*Texte fourni*
10. System nach einem der Ansprüche 1 bis 9, dadurch gekennzeichnet, dass eine Schicht (32, 34) aus reibungsarmem Material zwischen jeden der konvexen Vorsprünge (26, 28) und die zugehörige konkave Fläche (27, 29) eingesetzt ist und dazu dient, eine Gleitbewegung der konvexen Vorsprünge (26, 28) relativ zu den konkaven Flächen (27, 29) zu begünstigen.

11. System nach einem der Ansprüche 3 bis 10, dadurch gekennzeichnet, dass jedes Bauelement (12) ein vorgefertigtes Bauelement ist, das eine U-Form hat oder so ausgelegt ist, dass es im eingebauten Zustand die Form eines kopfstehenden großen U annimmt, oder eine L-Form hat oder so ausgelegt ist, dass es im eingebauten Zustand die Form eines kopfstehenden L hat und symmetrisch mit einem weiteren Bauelement (12) dieser Form gepaart werden kann und dazu dient, bogenförmige Segmente (10) eines Übertagebauwerkes zu bilden, beispielsweise eine Unterführung, eine Straßenüberführung, eine Brücke, ein künstliches Tunnel, eine Garage, einen Untergrund-Parkplatz oder dergleichen, und dass dieses vorgefertigte Bauelement (12) so eingebaut ist, dass dessen Widerlager (14) oder jedes der Widerlager (14) sich auf dem Fundament (22) abstützt, nachdem zwischen jedem Widerlager (14) jedes Bauelementes (12) und dem zugehörigen Stützsitz (24) des Fundamentes (22) ein Betonguss (36) gebildet worden ist, um für jeden konvexen Vorsprung (26, 28) des Widerlagers (14) die entsprechend konkav ausgebildete Fläche (27, 29) zu bilden.

*Données brutes*
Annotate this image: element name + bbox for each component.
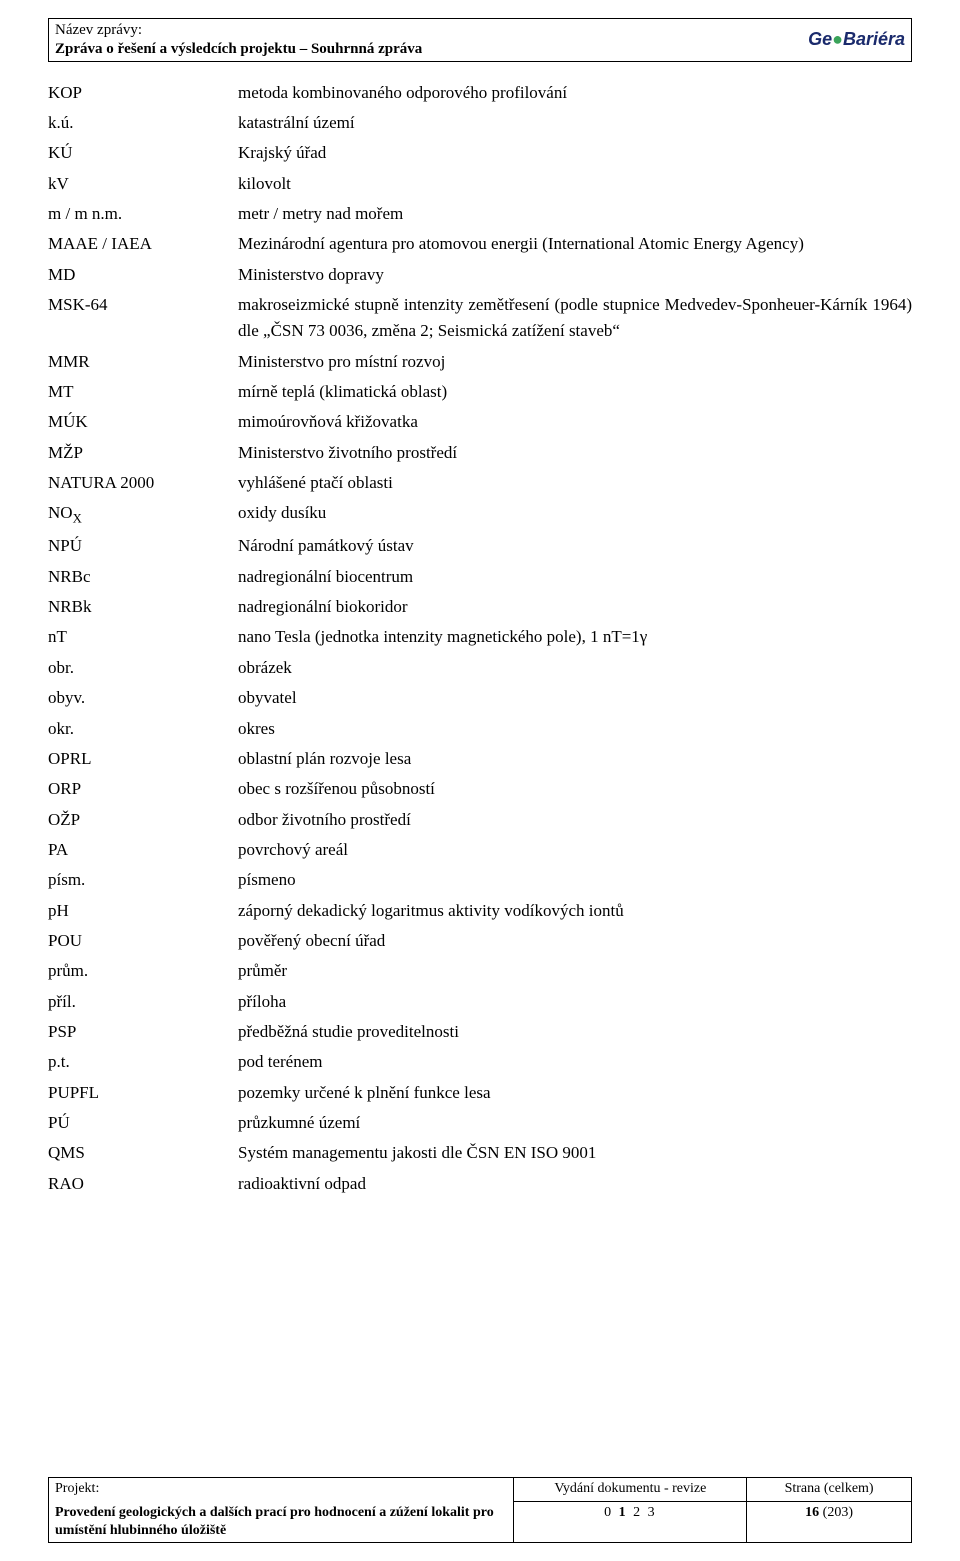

*Consigne écrite*
Pouvez-vous transcrire sans la moindre modification le passage du texte fourni qui va de « 10. System nach einem » jusqu'à « 29) zu begünstigen. » inclus ?

*Résultat obtenu*
10. System nach einem der Ansprüche 1 bis 9, dadurch gekennzeichnet, dass eine Schicht (32, 34) aus reibungsarmem Material zwischen jeden der konvexen Vorsprünge (26, 28) und die zugehörige konkave Fläche (27, 29) eingesetzt ist und dazu dient, eine Gleitbewegung der konvexen Vorsprünge (26, 28) relativ zu den konkaven Flächen (27, 29) zu begünstigen.